> [PROBLEM TO WORK ON] Leave out the pictures, then reproduce the rest of the material exactly.

::::::

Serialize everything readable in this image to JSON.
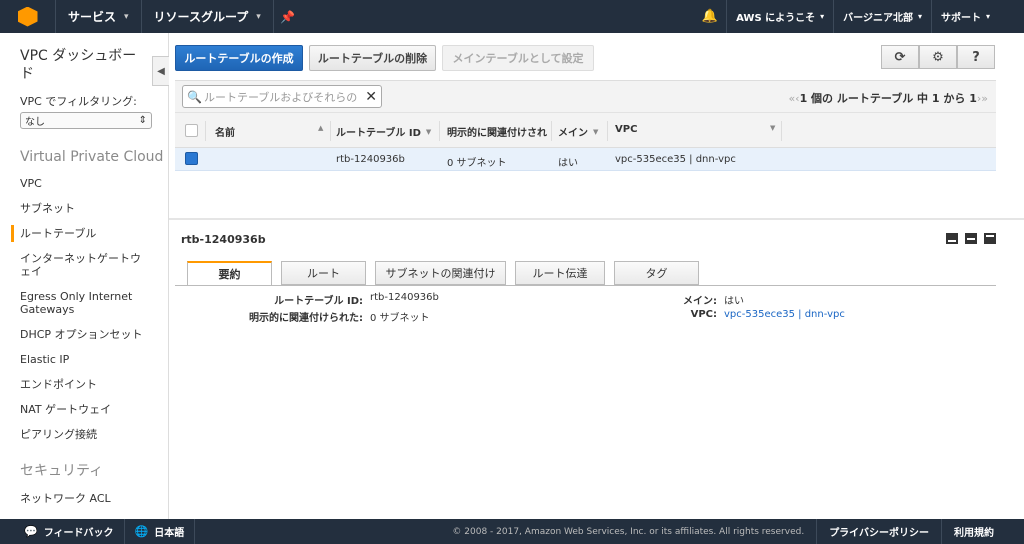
{
  "topnav": {
    "services": "サービス",
    "resource_groups": "リソースグループ",
    "user": "AWS にようこそ",
    "region": "バージニア北部",
    "support": "サポート"
  },
  "sidebar": {
    "title": "VPC ダッシュボード",
    "filter_label": "VPC でフィルタリング:",
    "filter_value": "なし",
    "section_vpc": "Virtual Private Cloud",
    "items": [
      {
        "label": "VPC"
      },
      {
        "label": "サブネット"
      },
      {
        "label": "ルートテーブル"
      },
      {
        "label": "インターネットゲートウェイ"
      },
      {
        "label": "Egress Only Internet Gateways"
      },
      {
        "label": "DHCP オプションセット"
      },
      {
        "label": "Elastic IP"
      },
      {
        "label": "エンドポイント"
      },
      {
        "label": "NAT ゲートウェイ"
      },
      {
        "label": "ピアリング接続"
      }
    ],
    "section_security": "セキュリティ",
    "security_items": [
      {
        "label": "ネットワーク ACL"
      }
    ]
  },
  "toolbar": {
    "create": "ルートテーブルの作成",
    "delete": "ルートテーブルの削除",
    "set_main": "メインテーブルとして設定"
  },
  "search": {
    "placeholder": "ルートテーブルおよびそれらの"
  },
  "pager": {
    "text": "1 個の ルートテーブル 中 1 から 1"
  },
  "table": {
    "headers": {
      "name": "名前",
      "id": "ルートテーブル ID",
      "assoc": "明示的に関連付けされた",
      "main": "メイン",
      "vpc": "VPC"
    },
    "rows": [
      {
        "name": "",
        "id": "rtb-1240936b",
        "assoc": "0 サブネット",
        "main": "はい",
        "vpc": "vpc-535ece35 | dnn-vpc"
      }
    ]
  },
  "detail": {
    "title": "rtb-1240936b",
    "tabs": [
      "要約",
      "ルート",
      "サブネットの関連付け",
      "ルート伝達",
      "タグ"
    ],
    "fields": {
      "id_label": "ルートテーブル ID:",
      "id_value": "rtb-1240936b",
      "assoc_label": "明示的に関連付けられた:",
      "assoc_value": "0 サブネット",
      "main_label": "メイン:",
      "main_value": "はい",
      "vpc_label": "VPC:",
      "vpc_value": "vpc-535ece35 | dnn-vpc"
    }
  },
  "footer": {
    "feedback": "フィードバック",
    "language": "日本語",
    "copyright": "© 2008 - 2017, Amazon Web Services, Inc. or its affiliates. All rights reserved.",
    "privacy": "プライバシーポリシー",
    "terms": "利用規約"
  }
}
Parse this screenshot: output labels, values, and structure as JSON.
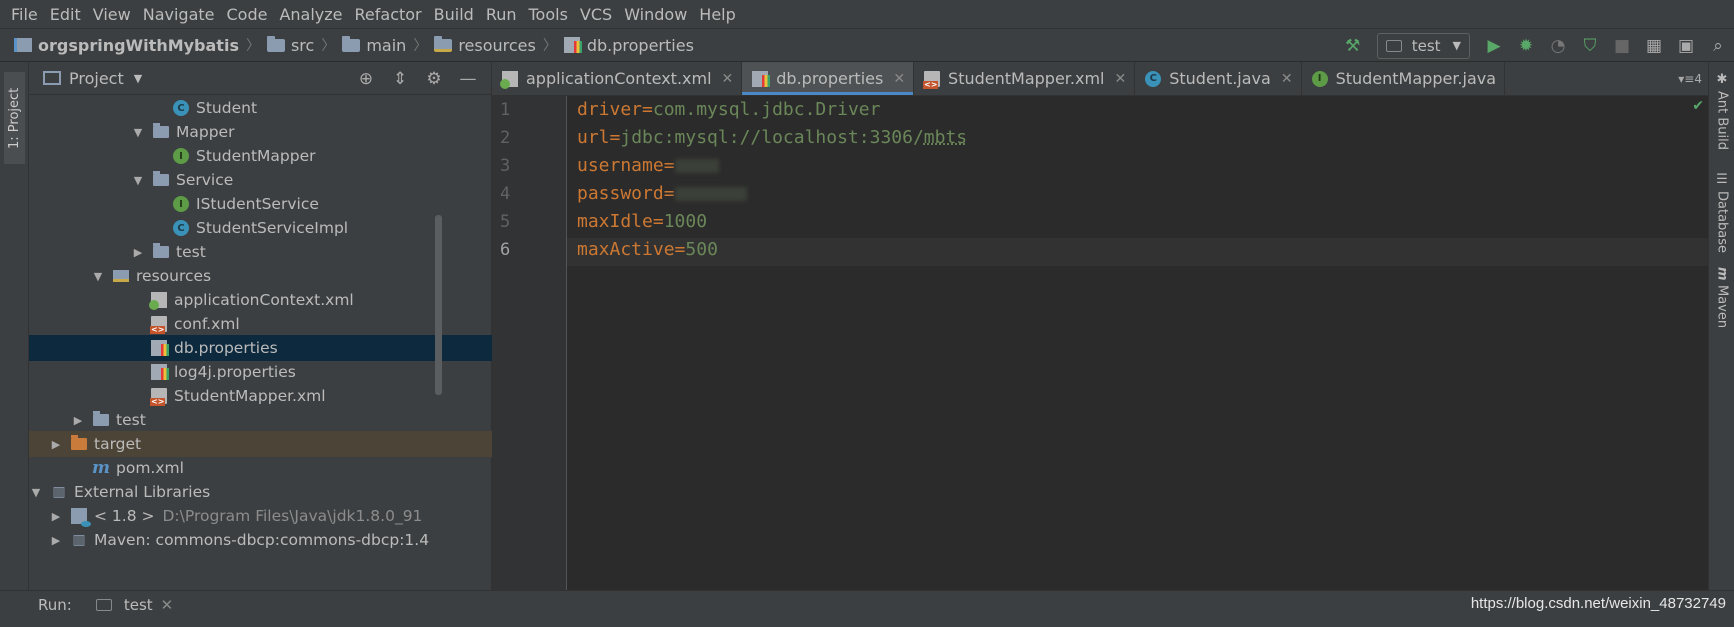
{
  "menu": [
    "File",
    "Edit",
    "View",
    "Navigate",
    "Code",
    "Analyze",
    "Refactor",
    "Build",
    "Run",
    "Tools",
    "VCS",
    "Window",
    "Help"
  ],
  "breadcrumb": {
    "project": "orgspringWithMybatis",
    "items": [
      "src",
      "main",
      "resources",
      "db.properties"
    ]
  },
  "run_config": {
    "name": "test"
  },
  "left_strip": {
    "project_tab": "1: Project"
  },
  "right_strip": [
    "Ant Build",
    "Database",
    "Maven"
  ],
  "project_panel": {
    "title": "Project",
    "tree": [
      {
        "label": "Student",
        "icon": "class"
      },
      {
        "label": "Mapper",
        "icon": "folder"
      },
      {
        "label": "StudentMapper",
        "icon": "interface"
      },
      {
        "label": "Service",
        "icon": "folder"
      },
      {
        "label": "IStudentService",
        "icon": "interface"
      },
      {
        "label": "StudentServiceImpl",
        "icon": "class"
      },
      {
        "label": "test",
        "icon": "folder"
      },
      {
        "label": "resources",
        "icon": "resources"
      },
      {
        "label": "applicationContext.xml",
        "icon": "spring-xml"
      },
      {
        "label": "conf.xml",
        "icon": "xml"
      },
      {
        "label": "db.properties",
        "icon": "properties"
      },
      {
        "label": "log4j.properties",
        "icon": "properties"
      },
      {
        "label": "StudentMapper.xml",
        "icon": "xml"
      },
      {
        "label": "test",
        "icon": "folder"
      },
      {
        "label": "target",
        "icon": "folder-excluded"
      },
      {
        "label": "pom.xml",
        "icon": "maven"
      },
      {
        "label": "External Libraries",
        "icon": "library"
      },
      {
        "label": "< 1.8 >",
        "path": "D:\\Program Files\\Java\\jdk1.8.0_91",
        "icon": "jdk"
      },
      {
        "label": "Maven: commons-dbcp:commons-dbcp:1.4",
        "icon": "library"
      }
    ]
  },
  "tabs": [
    {
      "label": "applicationContext.xml",
      "icon": "spring-xml"
    },
    {
      "label": "db.properties",
      "icon": "properties",
      "active": true
    },
    {
      "label": "StudentMapper.xml",
      "icon": "xml"
    },
    {
      "label": "Student.java",
      "icon": "class"
    },
    {
      "label": "StudentMapper.java",
      "icon": "interface"
    }
  ],
  "tabs_overflow": "4",
  "editor": {
    "lines": [
      {
        "num": "1",
        "key": "driver",
        "value": "com.mysql.jdbc.Driver"
      },
      {
        "num": "2",
        "key": "url",
        "value": "jdbc:mysql://localhost:3306/",
        "value2": "mbts"
      },
      {
        "num": "3",
        "key": "username",
        "value": ""
      },
      {
        "num": "4",
        "key": "password",
        "value": ""
      },
      {
        "num": "5",
        "key": "maxIdle",
        "value": "1000"
      },
      {
        "num": "6",
        "key": "maxActive",
        "value": "500"
      }
    ]
  },
  "run_bar": {
    "label": "Run:",
    "tab": "test",
    "watermark": "https://blog.csdn.net/weixin_48732749"
  },
  "colors": {
    "key": "#cc7832",
    "value": "#6a8759",
    "selection": "#0d293e",
    "accent": "#4a88c7"
  }
}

::::::

> [RESULT OF THIS EXERCISE]
Serialize everything readable in this image to JSON.
{
  "topnav": {
    "services": "サービス",
    "resource_groups": "リソースグループ",
    "user": "AWS にようこそ",
    "region": "バージニア北部",
    "support": "サポート"
  },
  "sidebar": {
    "title": "VPC ダッシュボード",
    "filter_label": "VPC でフィルタリング:",
    "filter_value": "なし",
    "section_vpc": "Virtual Private Cloud",
    "items": [
      {
        "label": "VPC"
      },
      {
        "label": "サブネット"
      },
      {
        "label": "ルートテーブル"
      },
      {
        "label": "インターネットゲートウェイ"
      },
      {
        "label": "Egress Only Internet Gateways"
      },
      {
        "label": "DHCP オプションセット"
      },
      {
        "label": "Elastic IP"
      },
      {
        "label": "エンドポイント"
      },
      {
        "label": "NAT ゲートウェイ"
      },
      {
        "label": "ピアリング接続"
      }
    ],
    "section_security": "セキュリティ",
    "security_items": [
      {
        "label": "ネットワーク ACL"
      }
    ]
  },
  "toolbar": {
    "create": "ルートテーブルの作成",
    "delete": "ルートテーブルの削除",
    "set_main": "メインテーブルとして設定"
  },
  "search": {
    "placeholder": "ルートテーブルおよびそれらの"
  },
  "pager": {
    "text": "1 個の ルートテーブル 中 1 から 1"
  },
  "table": {
    "headers": {
      "name": "名前",
      "id": "ルートテーブル ID",
      "assoc": "明示的に関連付けされた",
      "main": "メイン",
      "vpc": "VPC"
    },
    "rows": [
      {
        "name": "",
        "id": "rtb-1240936b",
        "assoc": "0 サブネット",
        "main": "はい",
        "vpc": "vpc-535ece35 | dnn-vpc"
      }
    ]
  },
  "detail": {
    "title": "rtb-1240936b",
    "tabs": [
      "要約",
      "ルート",
      "サブネットの関連付け",
      "ルート伝達",
      "タグ"
    ],
    "fields": {
      "id_label": "ルートテーブル ID:",
      "id_value": "rtb-1240936b",
      "assoc_label": "明示的に関連付けられた:",
      "assoc_value": "0 サブネット",
      "main_label": "メイン:",
      "main_value": "はい",
      "vpc_label": "VPC:",
      "vpc_value": "vpc-535ece35 | dnn-vpc"
    }
  },
  "footer": {
    "feedback": "フィードバック",
    "language": "日本語",
    "copyright": "© 2008 - 2017, Amazon Web Services, Inc. or its affiliates. All rights reserved.",
    "privacy": "プライバシーポリシー",
    "terms": "利用規約"
  }
}
Parse this screenshot: output labels, values, and structure as JSON.
{
  "menu": [
    "File",
    "Edit",
    "View",
    "Navigate",
    "Code",
    "Analyze",
    "Refactor",
    "Build",
    "Run",
    "Tools",
    "VCS",
    "Window",
    "Help"
  ],
  "breadcrumb": {
    "project": "orgspringWithMybatis",
    "items": [
      "src",
      "main",
      "resources",
      "db.properties"
    ]
  },
  "run_config": {
    "name": "test"
  },
  "left_strip": {
    "project_tab": "1: Project"
  },
  "right_strip": [
    "Ant Build",
    "Database",
    "Maven"
  ],
  "project_panel": {
    "title": "Project",
    "tree": [
      {
        "label": "Student",
        "icon": "class"
      },
      {
        "label": "Mapper",
        "icon": "folder"
      },
      {
        "label": "StudentMapper",
        "icon": "interface"
      },
      {
        "label": "Service",
        "icon": "folder"
      },
      {
        "label": "IStudentService",
        "icon": "interface"
      },
      {
        "label": "StudentServiceImpl",
        "icon": "class"
      },
      {
        "label": "test",
        "icon": "folder"
      },
      {
        "label": "resources",
        "icon": "resources"
      },
      {
        "label": "applicationContext.xml",
        "icon": "spring-xml"
      },
      {
        "label": "conf.xml",
        "icon": "xml"
      },
      {
        "label": "db.properties",
        "icon": "properties"
      },
      {
        "label": "log4j.properties",
        "icon": "properties"
      },
      {
        "label": "StudentMapper.xml",
        "icon": "xml"
      },
      {
        "label": "test",
        "icon": "folder"
      },
      {
        "label": "target",
        "icon": "folder-excluded"
      },
      {
        "label": "pom.xml",
        "icon": "maven"
      },
      {
        "label": "External Libraries",
        "icon": "library"
      },
      {
        "label": "< 1.8 >",
        "path": "D:\\Program Files\\Java\\jdk1.8.0_91",
        "icon": "jdk"
      },
      {
        "label": "Maven: commons-dbcp:commons-dbcp:1.4",
        "icon": "library"
      }
    ]
  },
  "tabs": [
    {
      "label": "applicationContext.xml",
      "icon": "spring-xml"
    },
    {
      "label": "db.properties",
      "icon": "properties",
      "active": true
    },
    {
      "label": "StudentMapper.xml",
      "icon": "xml"
    },
    {
      "label": "Student.java",
      "icon": "class"
    },
    {
      "label": "StudentMapper.java",
      "icon": "interface"
    }
  ],
  "tabs_overflow": "4",
  "editor": {
    "lines": [
      {
        "num": "1",
        "key": "driver",
        "value": "com.mysql.jdbc.Driver"
      },
      {
        "num": "2",
        "key": "url",
        "value": "jdbc:mysql://localhost:3306/",
        "value2": "mbts"
      },
      {
        "num": "3",
        "key": "username",
        "value": ""
      },
      {
        "num": "4",
        "key": "password",
        "value": ""
      },
      {
        "num": "5",
        "key": "maxIdle",
        "value": "1000"
      },
      {
        "num": "6",
        "key": "maxActive",
        "value": "500"
      }
    ]
  },
  "run_bar": {
    "label": "Run:",
    "tab": "test",
    "watermark": "https://blog.csdn.net/weixin_48732749"
  },
  "colors": {
    "key": "#cc7832",
    "value": "#6a8759",
    "selection": "#0d293e",
    "accent": "#4a88c7"
  }
}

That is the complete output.